▸ **TASK DETAILS**
Reproduce each of the items below word for word, keeping every line and character unchanged.

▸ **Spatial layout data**

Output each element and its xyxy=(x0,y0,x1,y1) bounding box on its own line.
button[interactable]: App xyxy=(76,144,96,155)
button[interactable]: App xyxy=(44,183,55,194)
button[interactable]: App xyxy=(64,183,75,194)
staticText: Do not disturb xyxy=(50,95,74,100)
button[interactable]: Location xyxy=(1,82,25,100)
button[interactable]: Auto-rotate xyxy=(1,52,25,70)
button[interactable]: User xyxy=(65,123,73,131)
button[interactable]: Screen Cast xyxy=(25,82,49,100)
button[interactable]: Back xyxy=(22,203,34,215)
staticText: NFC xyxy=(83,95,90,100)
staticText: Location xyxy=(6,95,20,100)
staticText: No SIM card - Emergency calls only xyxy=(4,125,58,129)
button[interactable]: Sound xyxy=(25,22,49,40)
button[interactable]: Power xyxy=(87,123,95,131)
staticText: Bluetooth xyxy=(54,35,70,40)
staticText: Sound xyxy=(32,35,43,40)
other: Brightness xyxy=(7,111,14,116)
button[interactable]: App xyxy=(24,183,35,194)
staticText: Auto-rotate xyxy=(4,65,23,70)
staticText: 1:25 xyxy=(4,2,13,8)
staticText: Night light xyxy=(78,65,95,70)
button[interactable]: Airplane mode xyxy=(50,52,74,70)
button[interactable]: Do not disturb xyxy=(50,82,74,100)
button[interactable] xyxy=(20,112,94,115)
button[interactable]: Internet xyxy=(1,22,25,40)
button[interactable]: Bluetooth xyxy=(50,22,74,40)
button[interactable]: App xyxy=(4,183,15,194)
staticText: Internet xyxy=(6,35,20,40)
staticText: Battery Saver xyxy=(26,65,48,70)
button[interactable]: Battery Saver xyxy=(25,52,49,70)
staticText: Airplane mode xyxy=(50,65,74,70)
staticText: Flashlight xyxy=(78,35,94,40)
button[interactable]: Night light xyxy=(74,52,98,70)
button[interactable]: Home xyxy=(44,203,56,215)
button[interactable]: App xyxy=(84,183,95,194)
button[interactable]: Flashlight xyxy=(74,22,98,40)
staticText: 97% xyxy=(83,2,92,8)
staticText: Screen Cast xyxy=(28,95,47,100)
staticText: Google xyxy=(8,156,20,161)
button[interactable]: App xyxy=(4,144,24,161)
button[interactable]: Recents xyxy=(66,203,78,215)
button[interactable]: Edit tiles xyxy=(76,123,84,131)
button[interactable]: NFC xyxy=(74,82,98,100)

▸ **TASK OUTPUT**
Output each element and its xyxy=(x0,y0,x1,y1) bounding box on its own line.
button[interactable]: App xyxy=(76,144,96,155)
button[interactable]: App xyxy=(44,183,55,194)
button[interactable]: App xyxy=(64,183,75,194)
staticText: Do not disturb xyxy=(50,95,74,100)
button[interactable]: Location xyxy=(1,82,25,100)
button[interactable]: Auto-rotate xyxy=(1,52,25,70)
button[interactable]: User xyxy=(65,123,73,131)
button[interactable]: Screen Cast xyxy=(25,82,49,100)
button[interactable]: Back xyxy=(22,203,34,215)
staticText: NFC xyxy=(83,95,90,100)
staticText: Location xyxy=(6,95,20,100)
staticText: No SIM card - Emergency calls only xyxy=(4,125,58,129)
button[interactable]: Sound xyxy=(25,22,49,40)
button[interactable]: Power xyxy=(87,123,95,131)
staticText: Bluetooth xyxy=(54,35,70,40)
staticText: Sound xyxy=(32,35,43,40)
other: Brightness xyxy=(7,111,14,116)
button[interactable]: App xyxy=(24,183,35,194)
staticText: Auto-rotate xyxy=(4,65,23,70)
staticText: 1:25 xyxy=(4,2,13,8)
staticText: Night light xyxy=(78,65,95,70)
button[interactable]: Airplane mode xyxy=(50,52,74,70)
button[interactable]: Do not disturb xyxy=(50,82,74,100)
button[interactable] xyxy=(20,112,94,115)
button[interactable]: Internet xyxy=(1,22,25,40)
button[interactable]: Bluetooth xyxy=(50,22,74,40)
button[interactable]: App xyxy=(4,183,15,194)
staticText: Internet xyxy=(6,35,20,40)
staticText: Battery Saver xyxy=(26,65,48,70)
button[interactable]: Battery Saver xyxy=(25,52,49,70)
staticText: Airplane mode xyxy=(50,65,74,70)
staticText: Flashlight xyxy=(78,35,94,40)
button[interactable]: Night light xyxy=(74,52,98,70)
button[interactable]: Home xyxy=(44,203,56,215)
button[interactable]: App xyxy=(84,183,95,194)
button[interactable]: Flashlight xyxy=(74,22,98,40)
staticText: 97% xyxy=(83,2,92,8)
staticText: Screen Cast xyxy=(28,95,47,100)
staticText: Google xyxy=(8,156,20,161)
button[interactable]: App xyxy=(4,144,24,161)
button[interactable]: Recents xyxy=(66,203,78,215)
button[interactable]: Edit tiles xyxy=(76,123,84,131)
button[interactable]: NFC xyxy=(74,82,98,100)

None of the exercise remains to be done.